● TASK:
Quote the listing below word for word, from its first line down to and including the line that contains "contact-text-2: or follow".

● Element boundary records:

* * *

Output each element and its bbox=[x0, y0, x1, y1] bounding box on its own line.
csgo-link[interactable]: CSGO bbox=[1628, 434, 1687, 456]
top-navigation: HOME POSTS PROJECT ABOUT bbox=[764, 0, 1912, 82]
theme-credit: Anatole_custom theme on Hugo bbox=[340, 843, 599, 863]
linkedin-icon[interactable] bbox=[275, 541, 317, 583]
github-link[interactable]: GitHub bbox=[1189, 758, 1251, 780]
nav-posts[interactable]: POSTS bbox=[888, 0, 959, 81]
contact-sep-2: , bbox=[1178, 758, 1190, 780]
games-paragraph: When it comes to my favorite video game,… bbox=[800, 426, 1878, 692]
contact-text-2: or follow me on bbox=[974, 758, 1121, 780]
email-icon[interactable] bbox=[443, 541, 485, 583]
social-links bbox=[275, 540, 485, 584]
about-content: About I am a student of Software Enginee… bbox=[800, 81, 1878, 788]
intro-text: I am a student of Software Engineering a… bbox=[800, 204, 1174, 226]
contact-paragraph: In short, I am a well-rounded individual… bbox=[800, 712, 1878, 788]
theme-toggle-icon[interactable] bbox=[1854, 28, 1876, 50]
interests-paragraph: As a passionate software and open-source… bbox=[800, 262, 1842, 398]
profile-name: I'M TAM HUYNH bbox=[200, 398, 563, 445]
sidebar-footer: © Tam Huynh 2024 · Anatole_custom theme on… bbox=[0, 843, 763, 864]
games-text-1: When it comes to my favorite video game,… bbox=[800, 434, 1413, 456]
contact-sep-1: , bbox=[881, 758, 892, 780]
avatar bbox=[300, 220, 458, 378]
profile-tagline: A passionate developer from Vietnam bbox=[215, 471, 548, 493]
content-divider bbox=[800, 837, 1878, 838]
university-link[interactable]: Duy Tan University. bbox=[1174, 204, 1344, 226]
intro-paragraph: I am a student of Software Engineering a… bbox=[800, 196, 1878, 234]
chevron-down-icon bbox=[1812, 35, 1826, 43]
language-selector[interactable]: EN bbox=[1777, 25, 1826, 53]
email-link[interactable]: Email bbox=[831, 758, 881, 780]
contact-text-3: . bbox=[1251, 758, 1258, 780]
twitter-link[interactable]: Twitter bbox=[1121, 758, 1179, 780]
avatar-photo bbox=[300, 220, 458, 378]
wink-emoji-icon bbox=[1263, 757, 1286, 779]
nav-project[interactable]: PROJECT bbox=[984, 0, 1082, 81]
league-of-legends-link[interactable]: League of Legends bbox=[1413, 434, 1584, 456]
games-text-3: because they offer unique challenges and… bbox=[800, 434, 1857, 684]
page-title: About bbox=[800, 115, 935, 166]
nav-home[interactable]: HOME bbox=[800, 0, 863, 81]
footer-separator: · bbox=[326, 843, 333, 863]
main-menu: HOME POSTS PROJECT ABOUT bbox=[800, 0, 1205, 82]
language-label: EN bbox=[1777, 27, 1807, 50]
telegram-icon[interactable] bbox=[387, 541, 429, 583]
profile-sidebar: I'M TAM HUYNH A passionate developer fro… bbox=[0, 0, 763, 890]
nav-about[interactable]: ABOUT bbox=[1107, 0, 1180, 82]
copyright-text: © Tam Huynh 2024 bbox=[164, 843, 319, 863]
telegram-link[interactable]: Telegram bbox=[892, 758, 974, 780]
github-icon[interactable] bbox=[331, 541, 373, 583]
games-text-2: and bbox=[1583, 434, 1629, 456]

* * *

● SOLUTION FOR THIS EXERCISE:
Output each element and its bbox=[x0, y0, x1, y1] bounding box on its own line.
csgo-link[interactable]: CSGO bbox=[1628, 434, 1687, 456]
top-navigation: HOME POSTS PROJECT ABOUT bbox=[764, 0, 1912, 82]
theme-credit: Anatole_custom theme on Hugo bbox=[340, 843, 599, 863]
linkedin-icon[interactable] bbox=[275, 541, 317, 583]
github-link[interactable]: GitHub bbox=[1189, 758, 1251, 780]
nav-posts[interactable]: POSTS bbox=[888, 0, 959, 81]
contact-sep-2: , bbox=[1178, 758, 1190, 780]
games-paragraph: When it comes to my favorite video game,… bbox=[800, 426, 1878, 692]
contact-text-2: or follow me on bbox=[974, 758, 1121, 780]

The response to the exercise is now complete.